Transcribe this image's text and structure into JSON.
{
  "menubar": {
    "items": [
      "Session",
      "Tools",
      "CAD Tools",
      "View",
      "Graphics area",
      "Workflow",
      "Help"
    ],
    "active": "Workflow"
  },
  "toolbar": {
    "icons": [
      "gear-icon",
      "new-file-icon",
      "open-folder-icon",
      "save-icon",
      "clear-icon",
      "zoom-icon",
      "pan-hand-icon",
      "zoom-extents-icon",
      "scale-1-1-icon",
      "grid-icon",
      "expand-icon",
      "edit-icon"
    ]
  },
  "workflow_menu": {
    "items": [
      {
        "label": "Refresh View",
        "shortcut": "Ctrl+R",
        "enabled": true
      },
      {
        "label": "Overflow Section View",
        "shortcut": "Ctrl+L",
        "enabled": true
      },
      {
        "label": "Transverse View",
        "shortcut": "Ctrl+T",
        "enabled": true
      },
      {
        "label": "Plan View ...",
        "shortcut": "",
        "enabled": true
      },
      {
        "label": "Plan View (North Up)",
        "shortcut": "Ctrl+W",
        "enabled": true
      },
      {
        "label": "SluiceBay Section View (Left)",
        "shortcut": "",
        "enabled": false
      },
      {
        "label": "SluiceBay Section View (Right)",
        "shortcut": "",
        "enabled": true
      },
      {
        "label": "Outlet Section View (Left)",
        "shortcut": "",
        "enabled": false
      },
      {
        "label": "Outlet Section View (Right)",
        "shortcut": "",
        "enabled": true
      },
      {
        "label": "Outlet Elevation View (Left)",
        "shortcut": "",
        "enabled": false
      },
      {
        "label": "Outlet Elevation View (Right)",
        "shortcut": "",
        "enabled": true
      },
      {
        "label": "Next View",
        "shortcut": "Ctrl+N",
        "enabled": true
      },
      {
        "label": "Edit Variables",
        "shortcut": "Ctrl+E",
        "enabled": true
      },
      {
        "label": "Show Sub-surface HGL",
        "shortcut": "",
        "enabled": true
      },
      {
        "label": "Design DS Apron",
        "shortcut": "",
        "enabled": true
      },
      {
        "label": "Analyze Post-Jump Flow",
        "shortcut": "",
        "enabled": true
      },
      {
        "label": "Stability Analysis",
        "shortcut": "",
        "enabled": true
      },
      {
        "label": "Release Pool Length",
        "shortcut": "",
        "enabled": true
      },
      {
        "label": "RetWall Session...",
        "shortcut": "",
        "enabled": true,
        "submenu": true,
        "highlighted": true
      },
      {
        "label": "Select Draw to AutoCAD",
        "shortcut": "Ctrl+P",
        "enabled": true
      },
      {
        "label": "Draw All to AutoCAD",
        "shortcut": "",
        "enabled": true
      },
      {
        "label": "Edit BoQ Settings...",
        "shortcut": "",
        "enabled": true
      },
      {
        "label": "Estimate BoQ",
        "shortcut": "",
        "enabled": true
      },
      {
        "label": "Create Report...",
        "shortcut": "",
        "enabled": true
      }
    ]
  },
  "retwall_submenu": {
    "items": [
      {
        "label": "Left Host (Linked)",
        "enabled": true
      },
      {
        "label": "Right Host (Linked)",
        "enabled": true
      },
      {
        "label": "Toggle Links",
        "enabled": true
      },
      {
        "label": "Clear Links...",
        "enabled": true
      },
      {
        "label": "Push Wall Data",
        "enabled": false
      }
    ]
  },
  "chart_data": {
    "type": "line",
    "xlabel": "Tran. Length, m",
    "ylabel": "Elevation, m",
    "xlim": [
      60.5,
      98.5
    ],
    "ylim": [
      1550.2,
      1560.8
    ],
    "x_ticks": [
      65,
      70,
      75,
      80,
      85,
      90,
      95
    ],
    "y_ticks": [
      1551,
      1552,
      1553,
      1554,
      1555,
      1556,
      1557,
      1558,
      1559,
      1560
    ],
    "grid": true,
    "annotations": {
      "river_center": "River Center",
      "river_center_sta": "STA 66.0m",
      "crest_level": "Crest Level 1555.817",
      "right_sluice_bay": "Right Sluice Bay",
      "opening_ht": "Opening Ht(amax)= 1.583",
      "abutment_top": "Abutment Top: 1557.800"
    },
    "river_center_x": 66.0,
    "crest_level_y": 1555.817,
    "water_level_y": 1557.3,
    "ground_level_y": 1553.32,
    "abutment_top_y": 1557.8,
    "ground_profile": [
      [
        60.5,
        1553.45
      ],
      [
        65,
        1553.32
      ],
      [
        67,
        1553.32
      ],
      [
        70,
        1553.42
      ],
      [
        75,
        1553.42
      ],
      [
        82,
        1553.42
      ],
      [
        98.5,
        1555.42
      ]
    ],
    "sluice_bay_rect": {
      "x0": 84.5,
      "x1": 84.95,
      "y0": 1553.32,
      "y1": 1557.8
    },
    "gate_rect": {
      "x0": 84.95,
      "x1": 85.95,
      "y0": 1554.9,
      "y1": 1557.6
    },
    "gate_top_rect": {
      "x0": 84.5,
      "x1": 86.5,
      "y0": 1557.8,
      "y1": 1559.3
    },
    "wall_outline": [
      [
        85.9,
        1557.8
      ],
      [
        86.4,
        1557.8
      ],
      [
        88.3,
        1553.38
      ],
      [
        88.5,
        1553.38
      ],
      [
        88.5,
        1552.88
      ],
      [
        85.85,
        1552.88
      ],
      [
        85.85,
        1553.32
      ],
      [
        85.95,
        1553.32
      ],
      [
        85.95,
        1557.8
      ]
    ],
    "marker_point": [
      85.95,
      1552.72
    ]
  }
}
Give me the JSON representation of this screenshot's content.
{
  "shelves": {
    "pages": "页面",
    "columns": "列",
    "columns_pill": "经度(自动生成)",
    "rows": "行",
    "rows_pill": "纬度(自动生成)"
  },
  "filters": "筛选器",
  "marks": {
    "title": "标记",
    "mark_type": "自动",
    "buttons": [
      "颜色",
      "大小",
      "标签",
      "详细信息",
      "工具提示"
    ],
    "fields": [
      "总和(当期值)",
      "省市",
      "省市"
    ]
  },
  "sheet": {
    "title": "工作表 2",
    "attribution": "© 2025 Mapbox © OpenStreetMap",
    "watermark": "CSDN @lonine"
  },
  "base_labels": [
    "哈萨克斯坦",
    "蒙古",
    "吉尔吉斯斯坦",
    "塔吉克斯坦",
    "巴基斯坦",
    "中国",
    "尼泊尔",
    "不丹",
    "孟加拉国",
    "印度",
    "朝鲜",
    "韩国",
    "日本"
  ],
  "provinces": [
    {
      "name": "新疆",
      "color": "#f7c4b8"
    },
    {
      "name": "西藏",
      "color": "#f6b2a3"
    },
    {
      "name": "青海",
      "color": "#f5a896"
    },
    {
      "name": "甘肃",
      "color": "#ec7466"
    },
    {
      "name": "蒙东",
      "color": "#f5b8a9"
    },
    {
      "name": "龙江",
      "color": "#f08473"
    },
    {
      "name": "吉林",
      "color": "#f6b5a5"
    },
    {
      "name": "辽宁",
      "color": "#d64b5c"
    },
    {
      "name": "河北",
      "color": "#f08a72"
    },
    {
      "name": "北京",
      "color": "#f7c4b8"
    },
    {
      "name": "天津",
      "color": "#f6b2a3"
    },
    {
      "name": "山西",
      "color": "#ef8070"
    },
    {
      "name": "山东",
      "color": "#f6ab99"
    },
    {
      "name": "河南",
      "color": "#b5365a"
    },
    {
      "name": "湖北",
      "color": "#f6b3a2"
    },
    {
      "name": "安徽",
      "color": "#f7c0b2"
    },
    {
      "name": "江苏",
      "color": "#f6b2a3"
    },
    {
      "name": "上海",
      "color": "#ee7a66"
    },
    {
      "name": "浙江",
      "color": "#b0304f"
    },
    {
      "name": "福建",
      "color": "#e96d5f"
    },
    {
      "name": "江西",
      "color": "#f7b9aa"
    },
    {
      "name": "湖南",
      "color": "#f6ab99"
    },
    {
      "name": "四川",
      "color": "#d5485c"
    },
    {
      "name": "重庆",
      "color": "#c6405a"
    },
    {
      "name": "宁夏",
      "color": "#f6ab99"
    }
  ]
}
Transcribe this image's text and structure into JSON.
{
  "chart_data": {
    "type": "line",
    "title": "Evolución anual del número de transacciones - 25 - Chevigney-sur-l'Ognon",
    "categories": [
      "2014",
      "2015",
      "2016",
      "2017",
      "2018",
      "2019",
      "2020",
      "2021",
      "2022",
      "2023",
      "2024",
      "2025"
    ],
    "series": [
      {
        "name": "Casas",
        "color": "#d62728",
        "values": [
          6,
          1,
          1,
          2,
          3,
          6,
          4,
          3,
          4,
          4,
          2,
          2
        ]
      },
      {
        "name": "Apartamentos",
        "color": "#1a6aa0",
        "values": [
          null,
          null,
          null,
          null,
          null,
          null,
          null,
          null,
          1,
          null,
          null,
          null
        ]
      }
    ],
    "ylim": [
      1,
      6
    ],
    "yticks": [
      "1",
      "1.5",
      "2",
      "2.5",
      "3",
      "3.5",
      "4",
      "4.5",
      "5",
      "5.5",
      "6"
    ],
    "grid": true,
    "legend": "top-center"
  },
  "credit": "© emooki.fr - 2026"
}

---

WORK TO BE COMPLETED: Return solely the number of lines in the data that include the word "AutoCAD".

RESPONSE TO THIS TASK: 2